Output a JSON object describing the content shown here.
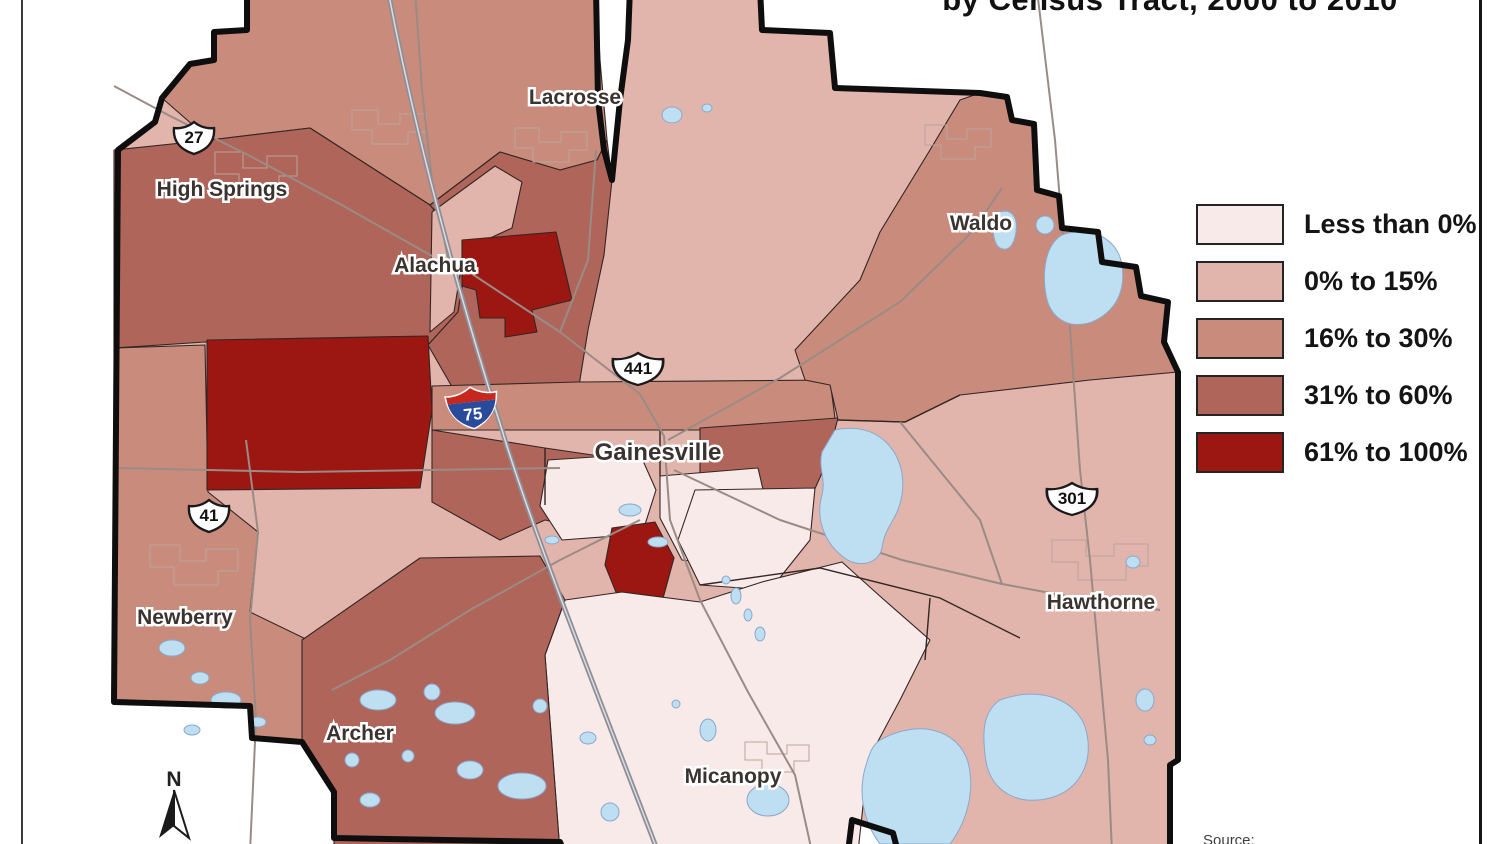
{
  "title": "by Census Tract, 2000 to 2010",
  "source_label": "Source:",
  "north": {
    "label": "N"
  },
  "legend": {
    "items": [
      {
        "label": "Less than 0%",
        "color": "#f7eae8"
      },
      {
        "label": "0% to 15%",
        "color": "#e1b5ac"
      },
      {
        "label": "16% to 30%",
        "color": "#c98c7c"
      },
      {
        "label": "31% to 60%",
        "color": "#b0655a"
      },
      {
        "label": "61% to 100%",
        "color": "#9c1711"
      }
    ]
  },
  "map": {
    "cities": [
      {
        "label": "Lacrosse"
      },
      {
        "label": "High Springs"
      },
      {
        "label": "Alachua"
      },
      {
        "label": "Waldo"
      },
      {
        "label": "Gainesville"
      },
      {
        "label": "Newberry"
      },
      {
        "label": "Archer"
      },
      {
        "label": "Micanopy"
      },
      {
        "label": "Hawthorne"
      }
    ],
    "highways": [
      {
        "type": "us-route",
        "number": "27"
      },
      {
        "type": "us-route",
        "number": "441"
      },
      {
        "type": "interstate",
        "number": "75"
      },
      {
        "type": "us-route",
        "number": "41"
      },
      {
        "type": "us-route",
        "number": "301"
      }
    ],
    "colors": {
      "lake": "#bedef2",
      "county_border": "#0e0e0e",
      "road": "#9b8b85"
    }
  }
}
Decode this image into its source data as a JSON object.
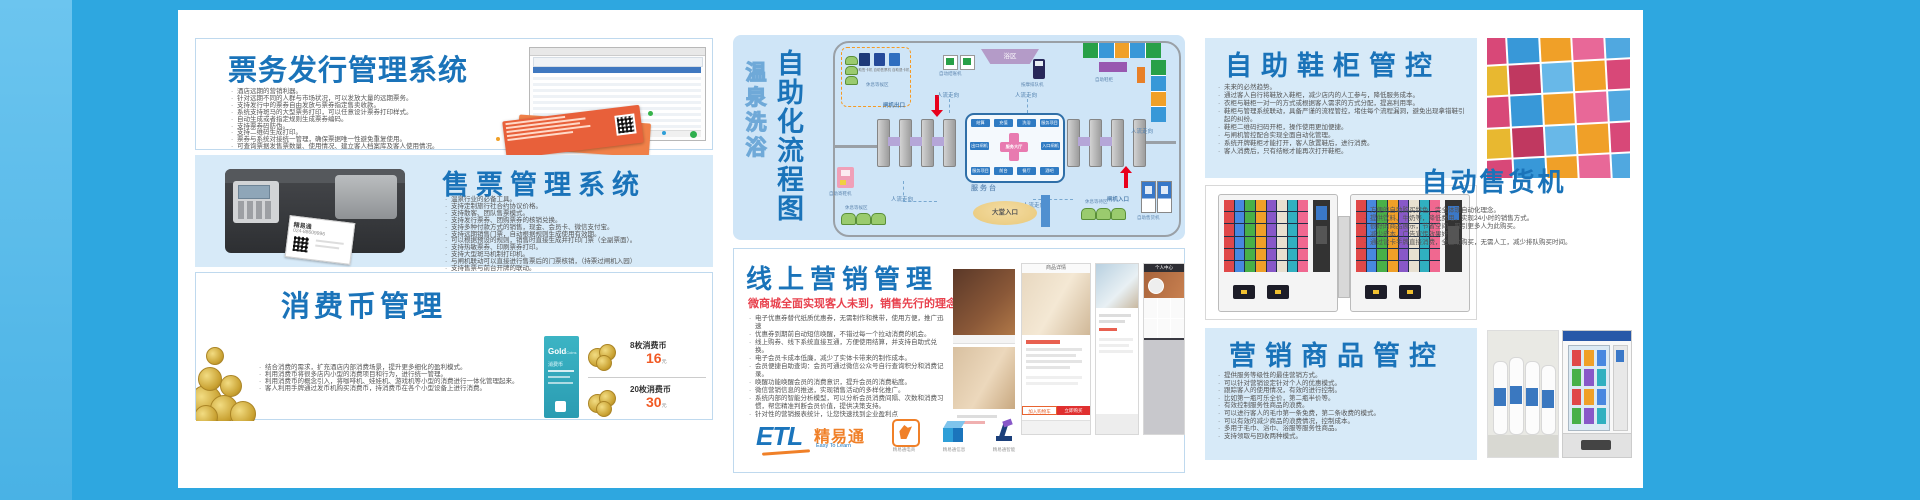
{
  "colors": {
    "accent_blue": "#1a73b9",
    "panel_blue": "#d7eaf8",
    "board_blue": "#2ea7e0",
    "subtitle_red": "#e8414d",
    "price_orange": "#f15a24",
    "ticket_orange": "#e8603a",
    "logo_orange": "#f08028"
  },
  "p1": {
    "title": "票务发行管理系统",
    "bullets": [
      "酒店远期的营销利器。",
      "针对远期不同的人群与市场状况，可以发放大量的远期票务。",
      "支持发行中的票券自由发放与票券指定售卖收款。",
      "系统支持斑马的大型票务打印，可以任意设计票券打印样式。",
      "自动生成或者指定规则生成票券编码。",
      "支持票券码防伪。",
      "支持二维码生成打印。",
      "票券与系统对接统一管理，确保票据唯一性避免重复使用。",
      "可查询票据发售票数量、使用情况、建立客人档案库及客人使用情况。"
    ]
  },
  "p2": {
    "title": "售票管理系统",
    "printer_brand": "精易通",
    "printer_phone": "024-88609996",
    "bullets": [
      "温泉行业的必备工具。",
      "支持定制旅行社合约协议价格。",
      "支持散客、团队售票模式。",
      "支持发行票券、团购票券的核销兑换。",
      "支持多种付款方式的销售，现金、会员卡、微信支付宝。",
      "支持远期销售门票，自动根据规则生成使用有效期。",
      "可以根据预设的规则，销售时直接生成并打印门票（全副票面）。",
      "支持热敏票券、印刷票券打印。",
      "支持大型斑马机制打印机。",
      "与闸机联动可以直接进行售票后的门票核销，（持票过闸机入园）",
      "支持售票与前台开牌的联动。"
    ]
  },
  "p3": {
    "title": "消费币管理",
    "bullets": [
      "结合消费的需求，扩充酒店内部消费场景，提升更多细化的盈利模式。",
      "利用消费币将很多店内小型的消费项目和行为，进行统一管理。",
      "利用消费币的概念引入，将咖啡机、娃娃机、游戏机等小型的消费进行一体化管理起来。",
      "客人利用手牌通过发币机购买消费币，持消费币在各个小型设备上进行消费。"
    ],
    "card": {
      "word1": "Gold",
      "word2": "Coins",
      "label": "消费币"
    },
    "prices": [
      {
        "name": "8枚消费币",
        "price": "16",
        "unit": "元"
      },
      {
        "name": "20枚消费币",
        "price": "30",
        "unit": "元"
      }
    ]
  },
  "flow": {
    "title": "自助化流程图",
    "subtitle": "温泉洗浴",
    "labels": {
      "kiosk1": "自助售卡机",
      "kiosk2": "自助售票机",
      "kiosk3": "自助退卡机",
      "wait1": "休息等候区",
      "checkout": "自动结账机",
      "bath": "浴区",
      "queue": "按摩排队机",
      "lockers": "自助鞋柜",
      "gate_out": "闸机出口",
      "gate_in": "闸机入口",
      "desk": "服务台",
      "lobby": "大堂入口",
      "deposit": "自助寄鞋机",
      "wait2": "休息等候区",
      "wait3": "休息等待区",
      "vending": "自助售货机",
      "flow_dir": "人流走向",
      "hall": "服务大厅",
      "chips_top": [
        "结算",
        "充值",
        "洗浴",
        "服务项目"
      ],
      "chip_left": "出口闸机",
      "chip_right": "入口闸机",
      "chips_bottom": [
        "服务项目",
        "前台",
        "餐厅",
        "酒吧"
      ]
    }
  },
  "mkt": {
    "title": "线上营销管理",
    "subtitle": "微商城全面实现客人未到，销售先行的理念",
    "bullets": [
      "电子优惠券替代纸质优惠券，无需制作和携带，使用方便，推广迅速",
      "优惠券到期前自动短信唤醒，不错过每一个拉动消费的机会。",
      "线上购券、线下系统直接互通，方便使用结算，并支持自助式兑换。",
      "电子会员卡成本低廉，减少了实体卡带来的制作成本。",
      "会员便捷自助查询：会员可通过微信公众号自行查询积分和消费记录。",
      "唤醒功能唤醒会员的消费意识，提升会员的消费粘度。",
      "微信营销信息的推送，实现销售活动的多样化推广。",
      "系统内部的智能分析模型，可以分析会员消费间隔、次数和消费习惯，帮您精准判断会员价值，提供决策支持。",
      "针对性的营销报表统计，让您快速找到企业盈利点"
    ],
    "screens": {
      "detail_header": "商品详情",
      "btn_cart": "加入购物车",
      "btn_buy": "立即购买",
      "profile_header": "个人中心"
    },
    "logo": {
      "abbr": "ETL",
      "cn": "精易通",
      "tagline": "Easy To Learn"
    },
    "companies": [
      "精易通电商",
      "精易通信息",
      "精易通智能"
    ]
  },
  "shoe": {
    "title": "自助鞋柜管控",
    "bullets": [
      "未来的必然趋势。",
      "通过客人自行将鞋放入鞋柜，减少店内的人工参与，降低服务成本。",
      "衣柜与鞋柜一对一的方式或根据客人需求的方式分配，提高利用率。",
      "鞋柜与管理系统联动，具备严谨的流程管控，堵住每个流程漏洞，避免出现拿错鞋引起的纠纷。",
      "鞋柜二维码扫码开柜，操作使用更加便捷。",
      "与闸机管控配合实现全面自动化管理。",
      "系统开牌鞋柜才能打开，客人放置鞋后，进行消费。",
      "客人消费后，只有结帐才能再次打开鞋柜。"
    ]
  },
  "vend": {
    "title": "自动售货机",
    "bullets": [
      "方便的自助购买特色，完全体现自动化理念。",
      "提供饮料、牛奶等，降低费用，实现24小时的销售方式。",
      "很好的商品展示，节省空间，吸引更多人为此购买。",
      "减少成本，广告宣传效果好。",
      "通过读卡手牌直接消费，全自助购买，无需人工，减少排队购买时间。"
    ]
  },
  "goods": {
    "title": "营销商品管控",
    "bullets": [
      "提供服务等级性的最佳营销方式。",
      "可以针对营销设定针对个人的优惠模式。",
      "跟踪客人的使用情况，有效的进行控制。",
      "比如第一瓶可乐全价，第二瓶半价等。",
      "有效控制服务性商品的浪费。",
      "可以进行客人的毛巾第一条免费，第二条收费的模式。",
      "可以有效的减少商品的浪费情况，控制成本。",
      "多用于毛巾、浴巾、浴服等服务性商品。",
      "支持领取与回收两种模式。"
    ]
  },
  "photos": {
    "locker_palette": [
      "#d84878",
      "#3898d8",
      "#f0a028",
      "#e86898",
      "#50a8e0",
      "#e8b830",
      "#c03860",
      "#68b8e8",
      "#f0a028",
      "#d84878"
    ],
    "bottle_palette": [
      "#e04848",
      "#4888e0",
      "#48b048",
      "#f0a028",
      "#8858c8",
      "#e8e0d0",
      "#30b0c0",
      "#f06890"
    ],
    "flow_locker_palette": [
      "#28a048",
      "#3898d8",
      "#f0a028",
      "#3898d8",
      "#28a048",
      "#f0a028",
      "#3898d8",
      "#28a048"
    ],
    "shelf_palette": [
      "#e04848",
      "#f0a028",
      "#4888e0",
      "#48b048",
      "#8858c8",
      "#30b0c0"
    ]
  }
}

----------------------------------------

Written problem:
Among the lines of the data, identify those with the word "number". Copy each of them.

Full response:
        "number": "27"
        "number": "441"
        "number": "75"
        "number": "41"
        "number": "301"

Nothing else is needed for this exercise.